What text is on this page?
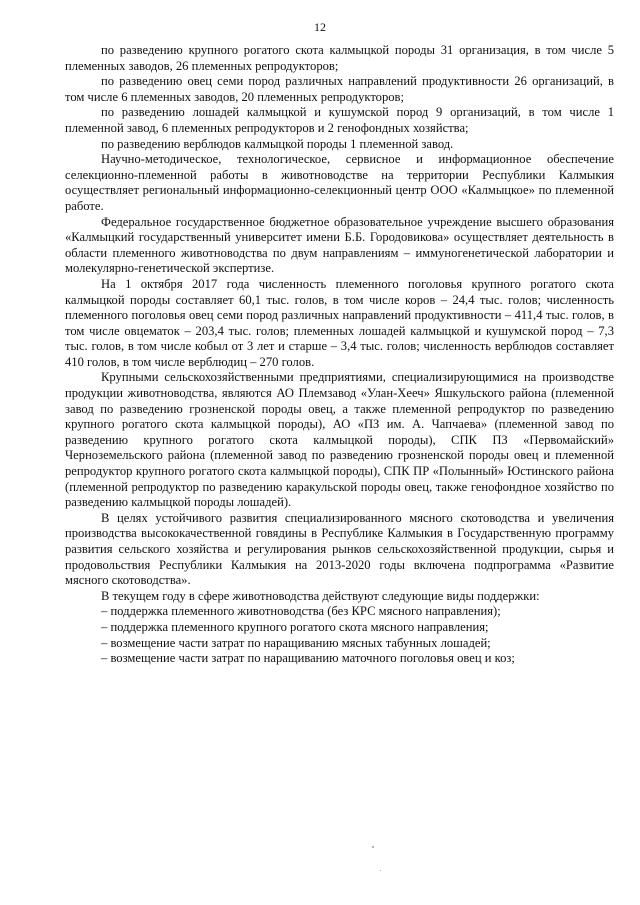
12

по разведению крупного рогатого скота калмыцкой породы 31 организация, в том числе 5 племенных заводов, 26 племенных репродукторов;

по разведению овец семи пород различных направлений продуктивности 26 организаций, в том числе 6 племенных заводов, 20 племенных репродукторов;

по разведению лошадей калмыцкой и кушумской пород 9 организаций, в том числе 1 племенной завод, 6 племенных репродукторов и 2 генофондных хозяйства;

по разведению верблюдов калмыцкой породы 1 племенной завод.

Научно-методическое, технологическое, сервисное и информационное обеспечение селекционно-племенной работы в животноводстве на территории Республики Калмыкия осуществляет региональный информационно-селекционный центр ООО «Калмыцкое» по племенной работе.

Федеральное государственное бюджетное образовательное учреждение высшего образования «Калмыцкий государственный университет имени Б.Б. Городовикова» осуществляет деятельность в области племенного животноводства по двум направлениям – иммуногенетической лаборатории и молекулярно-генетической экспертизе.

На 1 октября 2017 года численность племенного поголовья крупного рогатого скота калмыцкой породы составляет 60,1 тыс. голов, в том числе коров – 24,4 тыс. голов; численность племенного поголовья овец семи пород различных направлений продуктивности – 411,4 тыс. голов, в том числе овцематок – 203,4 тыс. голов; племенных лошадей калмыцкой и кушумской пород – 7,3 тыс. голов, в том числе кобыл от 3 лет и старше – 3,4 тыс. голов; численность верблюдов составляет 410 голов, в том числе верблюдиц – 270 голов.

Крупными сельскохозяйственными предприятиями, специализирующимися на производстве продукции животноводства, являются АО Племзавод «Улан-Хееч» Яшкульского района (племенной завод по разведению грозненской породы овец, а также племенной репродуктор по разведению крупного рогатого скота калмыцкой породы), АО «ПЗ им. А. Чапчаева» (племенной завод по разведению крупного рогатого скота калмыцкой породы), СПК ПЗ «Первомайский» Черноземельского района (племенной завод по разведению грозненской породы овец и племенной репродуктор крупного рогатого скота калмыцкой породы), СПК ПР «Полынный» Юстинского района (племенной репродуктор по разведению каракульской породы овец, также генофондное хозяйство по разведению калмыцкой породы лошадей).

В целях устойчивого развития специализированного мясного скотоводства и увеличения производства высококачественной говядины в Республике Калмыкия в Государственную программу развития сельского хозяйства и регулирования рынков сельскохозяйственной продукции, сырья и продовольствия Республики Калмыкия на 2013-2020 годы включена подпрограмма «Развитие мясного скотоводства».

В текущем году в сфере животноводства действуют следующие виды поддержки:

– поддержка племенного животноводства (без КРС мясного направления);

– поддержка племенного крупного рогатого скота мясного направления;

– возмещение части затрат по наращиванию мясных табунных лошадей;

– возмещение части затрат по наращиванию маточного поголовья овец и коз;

○ ○ ○ ○ ○ ○ ○

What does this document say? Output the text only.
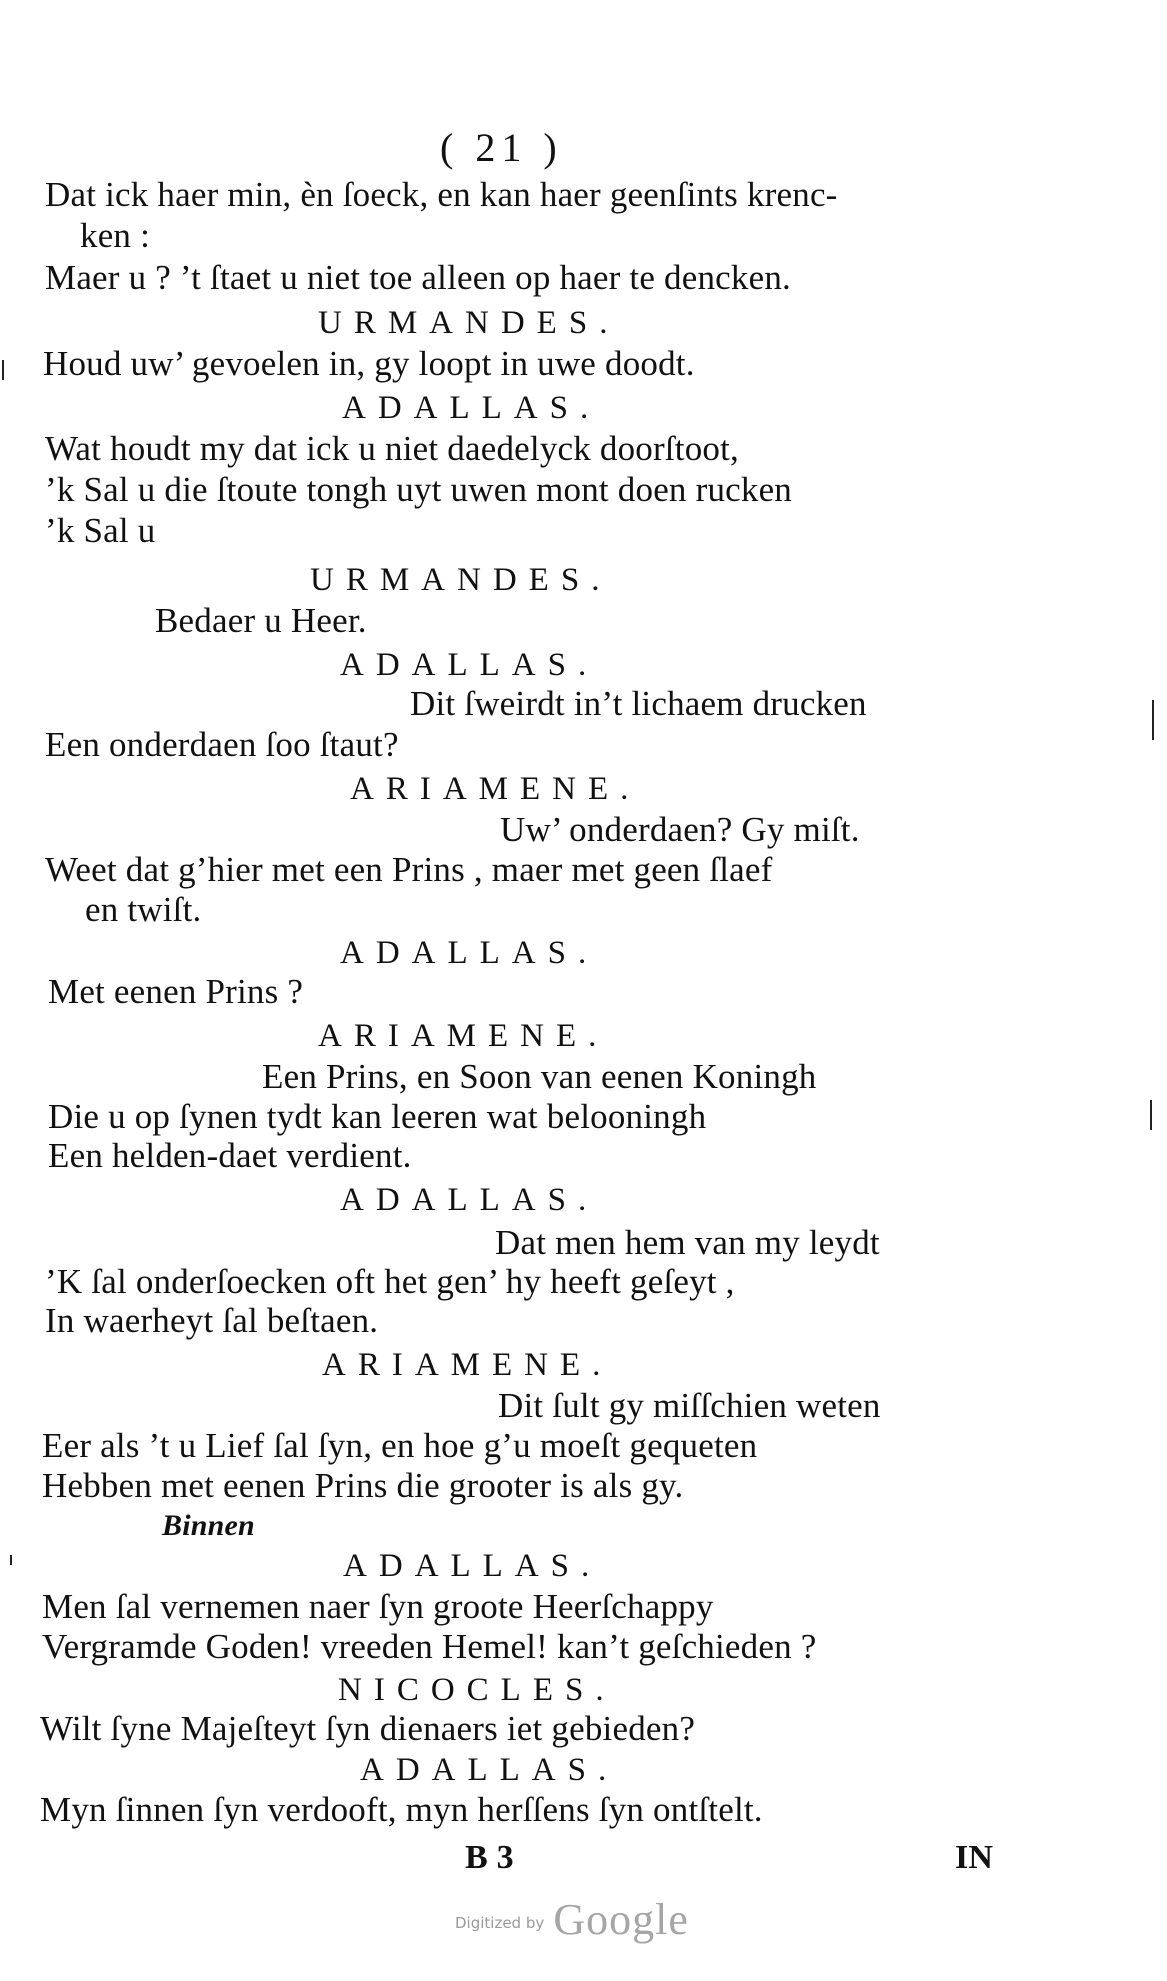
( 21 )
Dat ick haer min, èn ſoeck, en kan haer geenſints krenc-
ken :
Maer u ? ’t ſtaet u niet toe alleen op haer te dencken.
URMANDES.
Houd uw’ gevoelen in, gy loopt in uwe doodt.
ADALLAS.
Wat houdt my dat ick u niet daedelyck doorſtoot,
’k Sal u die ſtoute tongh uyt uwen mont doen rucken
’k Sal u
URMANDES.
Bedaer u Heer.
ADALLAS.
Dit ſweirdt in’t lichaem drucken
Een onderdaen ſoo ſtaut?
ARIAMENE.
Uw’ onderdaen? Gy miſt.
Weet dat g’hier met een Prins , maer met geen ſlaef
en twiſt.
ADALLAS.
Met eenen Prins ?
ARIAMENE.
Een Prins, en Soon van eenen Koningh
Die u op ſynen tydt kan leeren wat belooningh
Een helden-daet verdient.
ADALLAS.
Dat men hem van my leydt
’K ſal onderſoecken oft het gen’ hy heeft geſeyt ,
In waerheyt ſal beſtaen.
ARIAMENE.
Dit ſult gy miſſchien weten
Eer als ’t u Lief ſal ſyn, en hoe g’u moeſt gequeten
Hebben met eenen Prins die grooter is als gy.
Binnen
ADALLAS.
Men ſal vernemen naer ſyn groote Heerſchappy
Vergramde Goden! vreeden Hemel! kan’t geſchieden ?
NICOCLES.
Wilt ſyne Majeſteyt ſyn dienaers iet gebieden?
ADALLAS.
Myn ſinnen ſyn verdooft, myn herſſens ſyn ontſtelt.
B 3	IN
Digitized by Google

○ ○ ○ ○ ○ ○ ○

◆ GOAL ◆
Gather each line in the data that holds the string "семи".

◆ EXERCISE RESPONSE ◆
по разведению овец семи пород различных направлений продуктивности 26 организаций, в том числе 6 племенных заводов, 20 племенных репродукторов;
На 1 октября 2017 года численность племенного поголовья крупного рогатого скота калмыцкой породы составляет 60,1 тыс. голов, в том числе коров – 24,4 тыс. голов; численность племенного поголовья овец семи пород различных направлений продуктивности – 411,4 тыс. голов, в том числе овцематок – 203,4 тыс. голов; племенных лошадей калмыцкой и кушумской пород – 7,3 тыс. голов, в том числе кобыл от 3 лет и старше – 3,4 тыс. голов; численность верблюдов составляет 410 голов, в том числе верблюдиц – 270 голов.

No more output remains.